- [SOURCE EXCERPT]
2019 Toboggan National Championships

Toboggan announcer’s gig came by chance, but 10 years later, Tom Dowd is still on his game

Mon, 02/04/2019 - 12:30pm

CAMDEN — “There are some teams that I think intentionally try to mess with me in the pronunciation of their names,” said Toboggan Nationals announcer Tom Dowd, a week before the Camden Snow Bowl’s biggest event of year is to take place. “There is one name – it took me a couple of years to actually pronounce it.”

The Navy Seal team behind that name — Sockwajiweg — returns to the U.S. National Toboggan Championship in Camden, Saturday and Sunday, Feb. 8, 9 and 10.

Dowd returns, as well, to his computer monitor within the announcer’s shed just to the side of the chute, ready to dish his unique sense of humor, laughter, and to announce team Sockwajiweg, and hundreds of others.

“The team names are a blast,” he said, though he believes some names walk a fine line on appropriateness, especially those play-on-words to the ash wood in the sleds.

The goofiest ones Dowd remembers: Yay Unicorn Yay.

[Element box annotations]
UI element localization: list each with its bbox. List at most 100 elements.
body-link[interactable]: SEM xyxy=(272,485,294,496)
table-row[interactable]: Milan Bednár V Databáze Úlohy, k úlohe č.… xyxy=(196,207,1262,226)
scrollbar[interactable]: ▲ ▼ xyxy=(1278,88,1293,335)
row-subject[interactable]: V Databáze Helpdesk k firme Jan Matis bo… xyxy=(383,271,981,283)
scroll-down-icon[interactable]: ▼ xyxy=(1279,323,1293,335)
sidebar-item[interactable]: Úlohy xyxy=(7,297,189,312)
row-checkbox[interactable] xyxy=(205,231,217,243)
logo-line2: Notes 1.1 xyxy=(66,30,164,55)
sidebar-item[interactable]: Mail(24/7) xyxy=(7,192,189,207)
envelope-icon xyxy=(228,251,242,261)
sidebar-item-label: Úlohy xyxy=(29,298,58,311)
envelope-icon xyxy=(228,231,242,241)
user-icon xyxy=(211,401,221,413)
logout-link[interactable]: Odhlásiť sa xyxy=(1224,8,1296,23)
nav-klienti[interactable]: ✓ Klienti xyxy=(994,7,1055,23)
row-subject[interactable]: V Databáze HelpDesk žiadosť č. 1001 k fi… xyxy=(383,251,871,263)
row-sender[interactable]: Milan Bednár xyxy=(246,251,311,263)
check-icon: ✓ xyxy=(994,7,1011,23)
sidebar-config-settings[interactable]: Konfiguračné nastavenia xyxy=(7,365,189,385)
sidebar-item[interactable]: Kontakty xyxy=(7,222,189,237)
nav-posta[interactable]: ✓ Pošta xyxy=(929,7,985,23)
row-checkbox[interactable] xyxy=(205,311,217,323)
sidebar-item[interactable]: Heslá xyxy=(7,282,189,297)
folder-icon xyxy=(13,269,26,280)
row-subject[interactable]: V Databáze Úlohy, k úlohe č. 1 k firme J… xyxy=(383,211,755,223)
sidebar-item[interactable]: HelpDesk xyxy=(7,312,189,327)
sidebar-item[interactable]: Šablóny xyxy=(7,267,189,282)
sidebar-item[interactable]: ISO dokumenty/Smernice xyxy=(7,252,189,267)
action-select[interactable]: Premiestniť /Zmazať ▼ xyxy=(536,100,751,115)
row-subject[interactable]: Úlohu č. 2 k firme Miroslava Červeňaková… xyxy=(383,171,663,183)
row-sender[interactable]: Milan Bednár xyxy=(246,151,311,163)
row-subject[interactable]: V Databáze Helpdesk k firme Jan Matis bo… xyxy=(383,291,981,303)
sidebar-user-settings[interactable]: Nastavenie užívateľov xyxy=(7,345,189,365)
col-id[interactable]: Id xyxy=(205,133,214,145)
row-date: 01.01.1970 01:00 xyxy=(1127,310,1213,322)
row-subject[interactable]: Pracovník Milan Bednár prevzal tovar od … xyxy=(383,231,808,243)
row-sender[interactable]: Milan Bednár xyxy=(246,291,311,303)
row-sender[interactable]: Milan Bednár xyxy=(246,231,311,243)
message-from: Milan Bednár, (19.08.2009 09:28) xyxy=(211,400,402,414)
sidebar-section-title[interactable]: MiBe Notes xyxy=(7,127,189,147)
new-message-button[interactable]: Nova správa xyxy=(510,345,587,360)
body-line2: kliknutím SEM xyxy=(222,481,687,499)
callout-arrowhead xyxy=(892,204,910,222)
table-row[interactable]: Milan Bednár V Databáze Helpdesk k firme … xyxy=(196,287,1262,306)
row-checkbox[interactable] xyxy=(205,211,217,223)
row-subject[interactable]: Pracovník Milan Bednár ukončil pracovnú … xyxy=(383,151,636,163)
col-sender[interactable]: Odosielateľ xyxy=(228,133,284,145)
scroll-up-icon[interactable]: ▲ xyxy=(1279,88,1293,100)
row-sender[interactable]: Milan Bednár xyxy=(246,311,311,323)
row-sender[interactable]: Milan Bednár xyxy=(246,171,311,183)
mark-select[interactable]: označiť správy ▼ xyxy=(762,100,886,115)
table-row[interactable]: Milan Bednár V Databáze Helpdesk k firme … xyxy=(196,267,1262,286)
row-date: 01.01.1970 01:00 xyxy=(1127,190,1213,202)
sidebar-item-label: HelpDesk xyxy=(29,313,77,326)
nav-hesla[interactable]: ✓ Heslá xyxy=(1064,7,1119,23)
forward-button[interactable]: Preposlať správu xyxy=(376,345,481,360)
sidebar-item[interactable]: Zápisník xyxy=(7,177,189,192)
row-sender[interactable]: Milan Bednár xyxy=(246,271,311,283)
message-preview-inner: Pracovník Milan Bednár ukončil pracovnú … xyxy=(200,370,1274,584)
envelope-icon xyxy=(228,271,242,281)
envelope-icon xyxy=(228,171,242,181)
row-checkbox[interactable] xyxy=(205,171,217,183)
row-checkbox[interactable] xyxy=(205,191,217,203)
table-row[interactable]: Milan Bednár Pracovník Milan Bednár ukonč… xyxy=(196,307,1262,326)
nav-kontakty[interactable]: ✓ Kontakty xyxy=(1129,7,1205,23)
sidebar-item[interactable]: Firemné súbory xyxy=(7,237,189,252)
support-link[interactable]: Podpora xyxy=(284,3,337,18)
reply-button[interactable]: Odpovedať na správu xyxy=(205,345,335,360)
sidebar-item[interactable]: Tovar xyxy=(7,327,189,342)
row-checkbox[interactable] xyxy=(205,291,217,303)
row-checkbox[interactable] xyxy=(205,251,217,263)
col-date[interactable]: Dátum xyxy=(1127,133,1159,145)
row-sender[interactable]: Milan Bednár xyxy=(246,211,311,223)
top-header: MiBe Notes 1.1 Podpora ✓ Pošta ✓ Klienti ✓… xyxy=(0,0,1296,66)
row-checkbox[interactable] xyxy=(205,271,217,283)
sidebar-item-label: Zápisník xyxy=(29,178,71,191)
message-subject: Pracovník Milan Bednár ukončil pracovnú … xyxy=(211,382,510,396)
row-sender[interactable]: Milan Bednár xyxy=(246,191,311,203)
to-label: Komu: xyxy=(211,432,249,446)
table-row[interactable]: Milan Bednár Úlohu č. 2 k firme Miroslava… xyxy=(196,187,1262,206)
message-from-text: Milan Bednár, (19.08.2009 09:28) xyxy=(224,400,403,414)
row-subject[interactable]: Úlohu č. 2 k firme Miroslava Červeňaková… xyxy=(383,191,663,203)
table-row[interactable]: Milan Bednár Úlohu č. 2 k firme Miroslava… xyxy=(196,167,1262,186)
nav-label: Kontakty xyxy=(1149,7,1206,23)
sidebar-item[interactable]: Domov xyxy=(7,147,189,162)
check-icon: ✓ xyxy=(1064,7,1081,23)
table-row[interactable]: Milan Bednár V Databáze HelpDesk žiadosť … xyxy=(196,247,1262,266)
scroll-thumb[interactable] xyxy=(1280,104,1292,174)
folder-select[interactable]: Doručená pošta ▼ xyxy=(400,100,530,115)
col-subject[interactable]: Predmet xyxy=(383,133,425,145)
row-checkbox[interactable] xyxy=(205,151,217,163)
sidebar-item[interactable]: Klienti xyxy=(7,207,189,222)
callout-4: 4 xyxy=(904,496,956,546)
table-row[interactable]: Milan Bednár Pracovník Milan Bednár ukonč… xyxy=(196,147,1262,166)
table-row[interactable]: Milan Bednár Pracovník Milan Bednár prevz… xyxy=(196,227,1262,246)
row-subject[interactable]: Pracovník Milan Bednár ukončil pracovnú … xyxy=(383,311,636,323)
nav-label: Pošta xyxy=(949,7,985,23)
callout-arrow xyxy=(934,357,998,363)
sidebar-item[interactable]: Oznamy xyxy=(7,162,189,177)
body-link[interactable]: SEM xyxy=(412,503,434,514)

- [GIVEN INSTRUCTION A]
Which statements in the toboggan article are quoted directly from Tom Dowd? List each one.
- [GIVEN INSTRUCTION B]
Lay out the listing from its first line up to and including the line with "nav-posta[interactable]: ✓ Pošta" as a Markdown table with the columns Row and Line, leaving out blank lines.

- [SOLUTION A]
- "There are some teams that I think intentionally try to mess with me in the pronunciation of their names."
- "There is one name – it took me a couple of years to actually pronounce it."
- "The team names are a blast."

- [SOLUTION B]
| Row | Line |
|---|---|
| 1 | UI element localization: list each with its bbox. List at most 100 elements. |
| 2 | body-link[interactable]: SEM xyxy=(272,485,294,496) |
| 3 | table-row[interactable]: Milan Bednár V Databáze Úlohy, k úlohe č.… xyxy=(196,207,1262,226) |
| 4 | scrollbar[interactable]: ▲ ▼ xyxy=(1278,88,1293,335) |
| 5 | row-subject[interactable]: V Databáze Helpdesk k firme Jan Matis bo… xyxy=(383,271,981,283) |
| 6 | scroll-down-icon[interactable]: ▼ xyxy=(1279,323,1293,335) |
| 7 | sidebar-item[interactable]: Úlohy xyxy=(7,297,189,312) |
| 8 | row-checkbox[interactable] xyxy=(205,231,217,243) |
| 9 | logo-line2: Notes 1.1 xyxy=(66,30,164,55) |
| 10 | sidebar-item[interactable]: Mail(24/7) xyxy=(7,192,189,207) |
| 11 | envelope-icon xyxy=(228,251,242,261) |
| 12 | sidebar-item-label: Úlohy xyxy=(29,298,58,311) |
| 13 | envelope-icon xyxy=(228,231,242,241) |
| 14 | user-icon xyxy=(211,401,221,413) |
| 15 | logout-link[interactable]: Odhlásiť sa xyxy=(1224,8,1296,23) |
| 16 | nav-klienti[interactable]: ✓ Klienti xyxy=(994,7,1055,23) |
| 17 | row-subject[interactable]: V Databáze HelpDesk žiadosť č. 1001 k fi… xyxy=(383,251,871,263) |
| 18 | row-sender[interactable]: Milan Bednár xyxy=(246,251,311,263) |
| 19 | check-icon: ✓ xyxy=(994,7,1011,23) |
| 20 | sidebar-config-settings[interactable]: Konfiguračné nastavenia xyxy=(7,365,189,385) |
| 21 | sidebar-item[interactable]: Kontakty xyxy=(7,222,189,237) |
| 22 | nav-posta[interactable]: ✓ Pošta xyxy=(929,7,985,23) |